WORK TO DO:
Repeat the material verbatim and drop the pictures.
— begin TASK DATA —
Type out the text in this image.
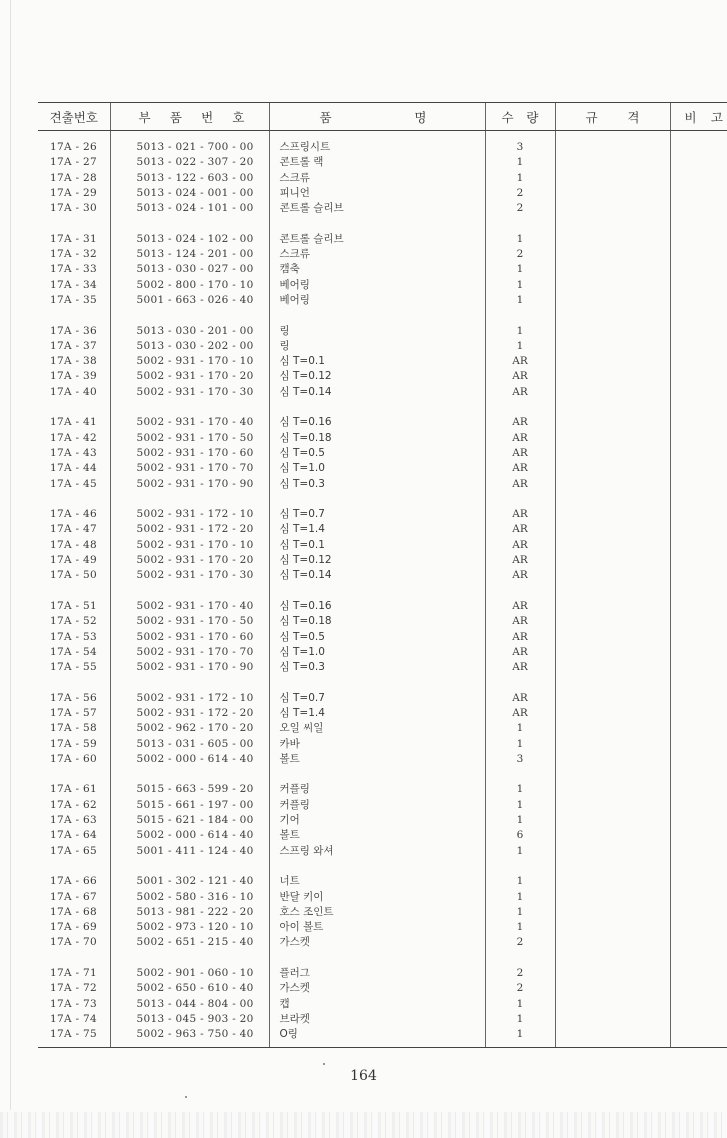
견출번호	부 품 번 호	품 명	수 량	규 격	비 고

17A - 26	5013 - 021 - 700 - 00	스프링시트	3		
17A - 27	5013 - 022 - 307 - 20	콘트롤 랙	1		
17A - 28	5013 - 122 - 603 - 00	스크류	1		
17A - 29	5013 - 024 - 001 - 00	피니언	2		
17A - 30	5013 - 024 - 101 - 00	콘트롤 슬리브	2		

17A - 31	5013 - 024 - 102 - 00	콘트롤 슬리브	1		
17A - 32	5013 - 124 - 201 - 00	스크류	2		
17A - 33	5013 - 030 - 027 - 00	캠축	1		
17A - 34	5002 - 800 - 170 - 10	베어링	1		
17A - 35	5001 - 663 - 026 - 40	베어링	1		

17A - 36	5013 - 030 - 201 - 00	링	1		
17A - 37	5013 - 030 - 202 - 00	링	1		
17A - 38	5002 - 931 - 170 - 10	심 T=0.1	AR		
17A - 39	5002 - 931 - 170 - 20	심 T=0.12	AR		
17A - 40	5002 - 931 - 170 - 30	심 T=0.14	AR		

17A - 41	5002 - 931 - 170 - 40	심 T=0.16	AR		
17A - 42	5002 - 931 - 170 - 50	심 T=0.18	AR		
17A - 43	5002 - 931 - 170 - 60	심 T=0.5	AR		
17A - 44	5002 - 931 - 170 - 70	심 T=1.0	AR		
17A - 45	5002 - 931 - 170 - 90	심 T=0.3	AR		

17A - 46	5002 - 931 - 172 - 10	심 T=0.7	AR		
17A - 47	5002 - 931 - 172 - 20	심 T=1.4	AR		
17A - 48	5002 - 931 - 170 - 10	심 T=0.1	AR		
17A - 49	5002 - 931 - 170 - 20	심 T=0.12	AR		
17A - 50	5002 - 931 - 170 - 30	심 T=0.14	AR		

17A - 51	5002 - 931 - 170 - 40	심 T=0.16	AR		
17A - 52	5002 - 931 - 170 - 50	심 T=0.18	AR		
17A - 53	5002 - 931 - 170 - 60	심 T=0.5	AR		
17A - 54	5002 - 931 - 170 - 70	심 T=1.0	AR		
17A - 55	5002 - 931 - 170 - 90	심 T=0.3	AR		

17A - 56	5002 - 931 - 172 - 10	심 T=0.7	AR		
17A - 57	5002 - 931 - 172 - 20	심 T=1.4	AR		
17A - 58	5002 - 962 - 170 - 20	오일 씨일	1		
17A - 59	5013 - 031 - 605 - 00	카바	1		
17A - 60	5002 - 000 - 614 - 40	볼트	3		

17A - 61	5015 - 663 - 599 - 20	커플링	1		
17A - 62	5015 - 661 - 197 - 00	커플링	1		
17A - 63	5015 - 621 - 184 - 00	기어	1		
17A - 64	5002 - 000 - 614 - 40	볼트	6		
17A - 65	5001 - 411 - 124 - 40	스프링 와셔	1		

17A - 66	5001 - 302 - 121 - 40	너트	1		
17A - 67	5002 - 580 - 316 - 10	반달 키이	1		
17A - 68	5013 - 981 - 222 - 20	호스 조인트	1		
17A - 69	5002 - 973 - 120 - 10	아이 볼트	1		
17A - 70	5002 - 651 - 215 - 40	가스켓	2		

17A - 71	5002 - 901 - 060 - 10	플러그	2		
17A - 72	5002 - 650 - 610 - 40	가스켓	2		
17A - 73	5013 - 044 - 804 - 00	캡	1		
17A - 74	5013 - 045 - 903 - 20	브라켓	1		
17A - 75	5002 - 963 - 750 - 40	O링	1		
164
— end TASK DATA —
RESULT BELOW:
Type out the text in this image.
견출번호	부 품 번 호	품 명	수 량	규 격	비 고

17A - 26	5013 - 021 - 700 - 00	스프링시트	3		
17A - 27	5013 - 022 - 307 - 20	콘트롤 랙	1		
17A - 28	5013 - 122 - 603 - 00	스크류	1		
17A - 29	5013 - 024 - 001 - 00	피니언	2		
17A - 30	5013 - 024 - 101 - 00	콘트롤 슬리브	2		

17A - 31	5013 - 024 - 102 - 00	콘트롤 슬리브	1		
17A - 32	5013 - 124 - 201 - 00	스크류	2		
17A - 33	5013 - 030 - 027 - 00	캠축	1		
17A - 34	5002 - 800 - 170 - 10	베어링	1		
17A - 35	5001 - 663 - 026 - 40	베어링	1		

17A - 36	5013 - 030 - 201 - 00	링	1		
17A - 37	5013 - 030 - 202 - 00	링	1		
17A - 38	5002 - 931 - 170 - 10	심 T=0.1	AR		
17A - 39	5002 - 931 - 170 - 20	심 T=0.12	AR		
17A - 40	5002 - 931 - 170 - 30	심 T=0.14	AR		

17A - 41	5002 - 931 - 170 - 40	심 T=0.16	AR		
17A - 42	5002 - 931 - 170 - 50	심 T=0.18	AR		
17A - 43	5002 - 931 - 170 - 60	심 T=0.5	AR		
17A - 44	5002 - 931 - 170 - 70	심 T=1.0	AR		
17A - 45	5002 - 931 - 170 - 90	심 T=0.3	AR		

17A - 46	5002 - 931 - 172 - 10	심 T=0.7	AR		
17A - 47	5002 - 931 - 172 - 20	심 T=1.4	AR		
17A - 48	5002 - 931 - 170 - 10	심 T=0.1	AR		
17A - 49	5002 - 931 - 170 - 20	심 T=0.12	AR		
17A - 50	5002 - 931 - 170 - 30	심 T=0.14	AR		

17A - 51	5002 - 931 - 170 - 40	심 T=0.16	AR		
17A - 52	5002 - 931 - 170 - 50	심 T=0.18	AR		
17A - 53	5002 - 931 - 170 - 60	심 T=0.5	AR		
17A - 54	5002 - 931 - 170 - 70	심 T=1.0	AR		
17A - 55	5002 - 931 - 170 - 90	심 T=0.3	AR		

17A - 56	5002 - 931 - 172 - 10	심 T=0.7	AR		
17A - 57	5002 - 931 - 172 - 20	심 T=1.4	AR		
17A - 58	5002 - 962 - 170 - 20	오일 씨일	1		
17A - 59	5013 - 031 - 605 - 00	카바	1		
17A - 60	5002 - 000 - 614 - 40	볼트	3		

17A - 61	5015 - 663 - 599 - 20	커플링	1		
17A - 62	5015 - 661 - 197 - 00	커플링	1		
17A - 63	5015 - 621 - 184 - 00	기어	1		
17A - 64	5002 - 000 - 614 - 40	볼트	6		
17A - 65	5001 - 411 - 124 - 40	스프링 와셔	1		

17A - 66	5001 - 302 - 121 - 40	너트	1		
17A - 67	5002 - 580 - 316 - 10	반달 키이	1		
17A - 68	5013 - 981 - 222 - 20	호스 조인트	1		
17A - 69	5002 - 973 - 120 - 10	아이 볼트	1		
17A - 70	5002 - 651 - 215 - 40	가스켓	2		

17A - 71	5002 - 901 - 060 - 10	플러그	2		
17A - 72	5002 - 650 - 610 - 40	가스켓	2		
17A - 73	5013 - 044 - 804 - 00	캡	1		
17A - 74	5013 - 045 - 903 - 20	브라켓	1		
17A - 75	5002 - 963 - 750 - 40	O링	1		
164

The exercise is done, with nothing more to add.